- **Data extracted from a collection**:
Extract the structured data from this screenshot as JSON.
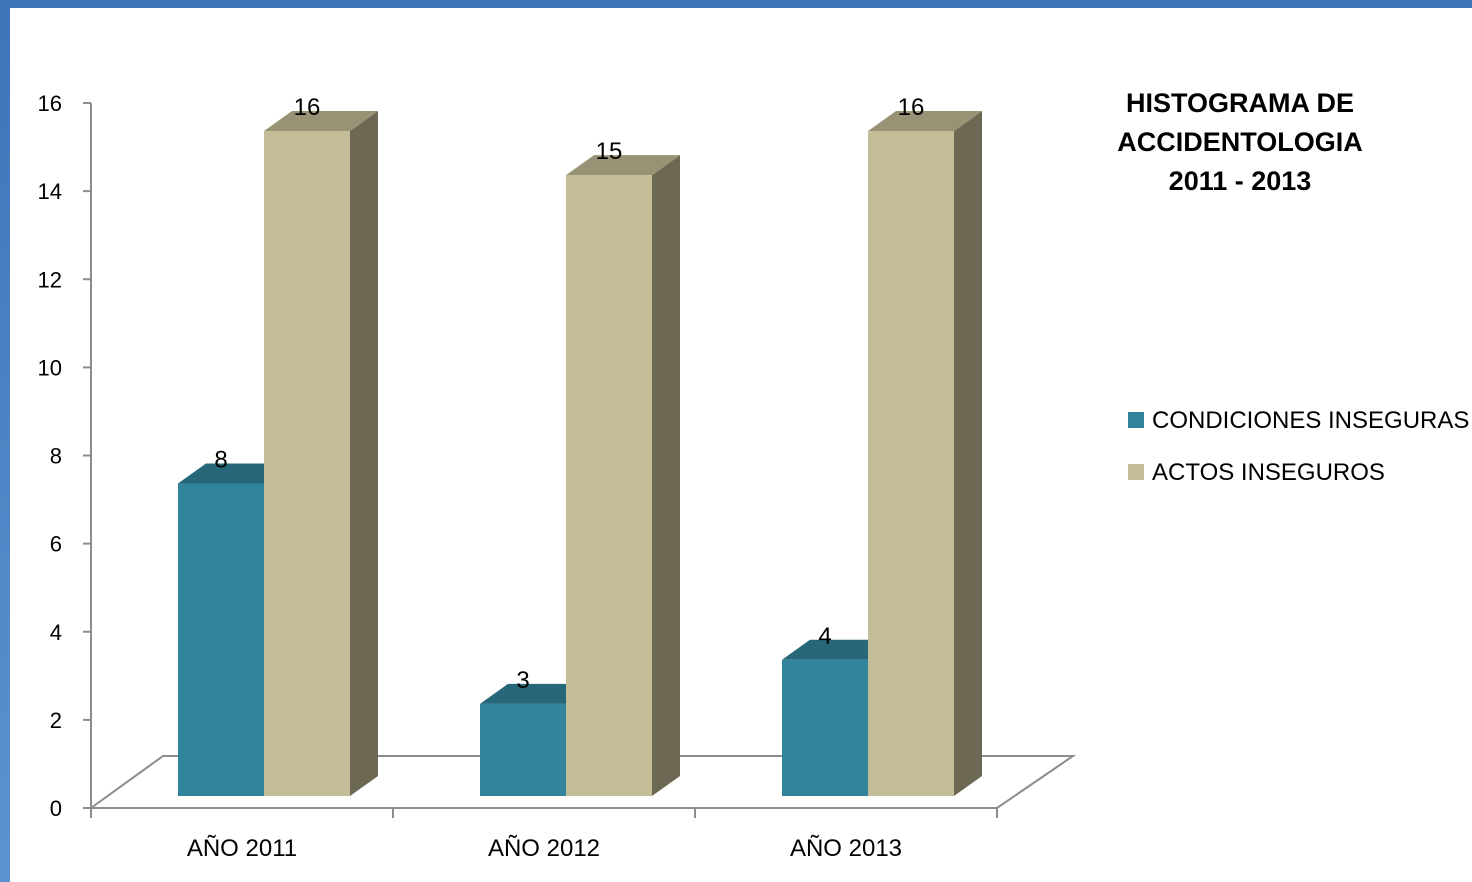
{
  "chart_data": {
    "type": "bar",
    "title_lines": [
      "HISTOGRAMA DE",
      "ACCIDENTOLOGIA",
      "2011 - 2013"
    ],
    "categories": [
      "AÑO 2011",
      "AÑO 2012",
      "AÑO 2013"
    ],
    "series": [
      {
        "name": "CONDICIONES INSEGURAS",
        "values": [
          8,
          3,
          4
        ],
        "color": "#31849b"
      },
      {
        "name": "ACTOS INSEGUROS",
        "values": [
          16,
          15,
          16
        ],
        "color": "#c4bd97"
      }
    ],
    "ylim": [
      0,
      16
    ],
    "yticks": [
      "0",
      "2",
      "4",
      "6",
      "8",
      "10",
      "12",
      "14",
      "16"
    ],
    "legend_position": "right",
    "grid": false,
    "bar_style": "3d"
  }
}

- **INSTRUCTION**: Extract all lines that hold the word "name".

- **SOLUTION TO THIS PROBLEM**:
        "name": "CONDICIONES INSEGURAS",
        "name": "ACTOS INSEGUROS",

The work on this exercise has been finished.